[Task goal]
Repeat every line of the data exactly, but not the pictures.

================

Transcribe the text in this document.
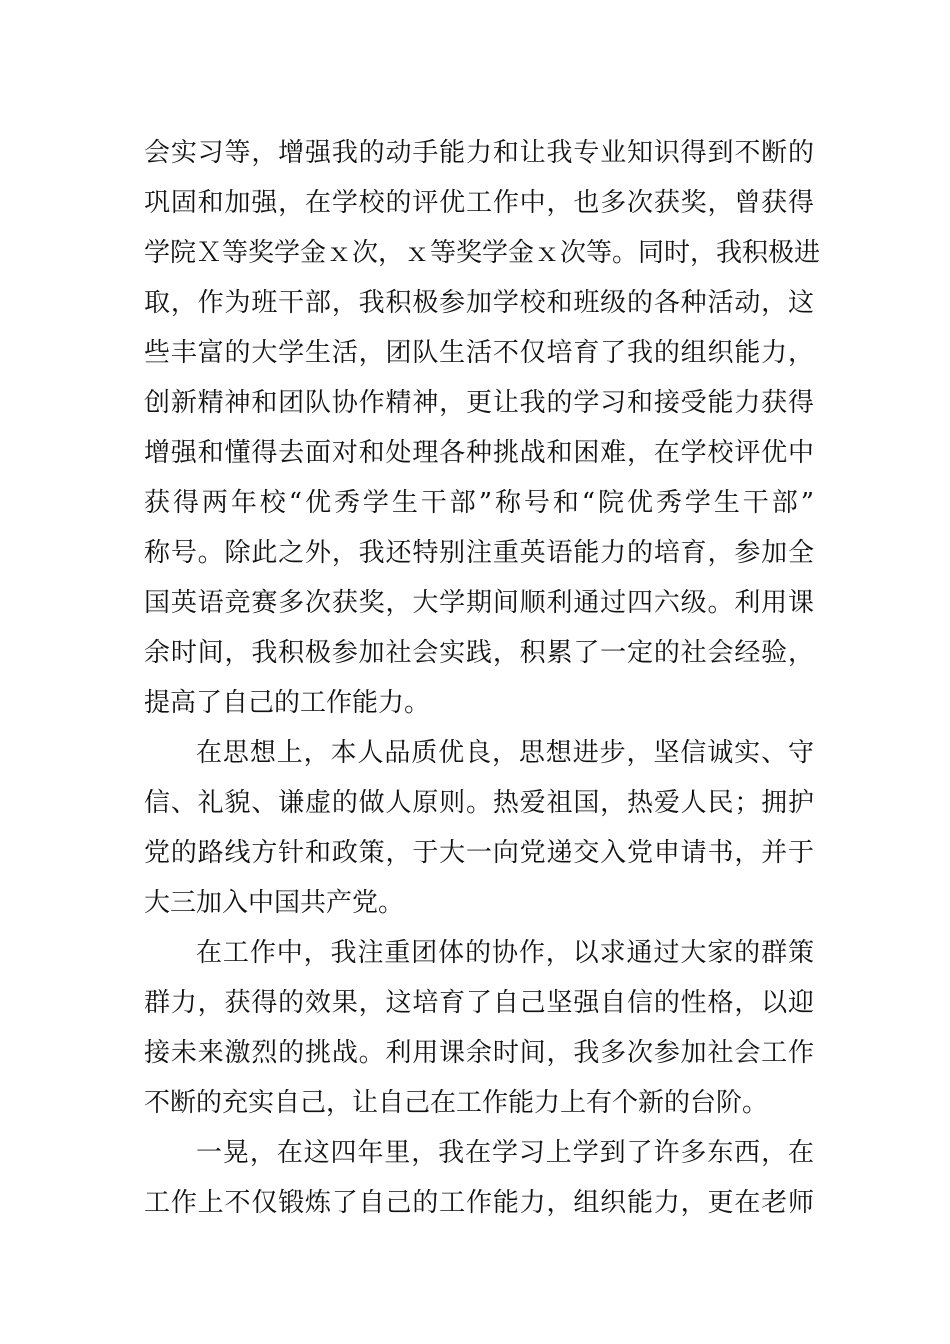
会实习等，增强我的动手能力和让我专业知识得到不断的
巩固和加强，在学校的评优工作中，也多次获奖，曾获得
学院Ｘ等奖学金ｘ次，ｘ等奖学金ｘ次等。同时，我积极进
取，作为班干部，我积极参加学校和班级的各种活动，这
些丰富的大学生活，团队生活不仅培育了我的组织能力，
创新精神和团队协作精神，更让我的学习和接受能力获得
增强和懂得去面对和处理各种挑战和困难，在学校评优中
获得两年校“优秀学生干部”称号和“院优秀学生干部”
称号。除此之外，我还特别注重英语能力的培育，参加全
国英语竞赛多次获奖，大学期间顺利通过四六级。利用课
余时间，我积极参加社会实践，积累了一定的社会经验，
提高了自己的工作能力。
在思想上，本人品质优良，思想进步，坚信诚实、守
信、礼貌、谦虚的做人原则。热爱祖国，热爱人民；拥护
党的路线方针和政策，于大一向党递交入党申请书，并于
大三加入中国共产党。
在工作中，我注重团体的协作，以求通过大家的群策
群力，获得的效果，这培育了自己坚强自信的性格，以迎
接未来激烈的挑战。利用课余时间，我多次参加社会工作
不断的充实自己，让自己在工作能力上有个新的台阶。
一晃，在这四年里，我在学习上学到了许多东西，在
工作上不仅锻炼了自己的工作能力，组织能力，更在老师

================

[Exercise output]
Transcribe the text in this document.
会实习等，增强我的动手能力和让我专业知识得到不断的
巩固和加强，在学校的评优工作中，也多次获奖，曾获得
学院Ｘ等奖学金ｘ次，ｘ等奖学金ｘ次等。同时，我积极进
取，作为班干部，我积极参加学校和班级的各种活动，这
些丰富的大学生活，团队生活不仅培育了我的组织能力，
创新精神和团队协作精神，更让我的学习和接受能力获得
增强和懂得去面对和处理各种挑战和困难，在学校评优中
获得两年校“优秀学生干部”称号和“院优秀学生干部”
称号。除此之外，我还特别注重英语能力的培育，参加全
国英语竞赛多次获奖，大学期间顺利通过四六级。利用课
余时间，我积极参加社会实践，积累了一定的社会经验，
提高了自己的工作能力。
在思想上，本人品质优良，思想进步，坚信诚实、守
信、礼貌、谦虚的做人原则。热爱祖国，热爱人民；拥护
党的路线方针和政策，于大一向党递交入党申请书，并于
大三加入中国共产党。
在工作中，我注重团体的协作，以求通过大家的群策
群力，获得的效果，这培育了自己坚强自信的性格，以迎
接未来激烈的挑战。利用课余时间，我多次参加社会工作
不断的充实自己，让自己在工作能力上有个新的台阶。
一晃，在这四年里，我在学习上学到了许多东西，在
工作上不仅锻炼了自己的工作能力，组织能力，更在老师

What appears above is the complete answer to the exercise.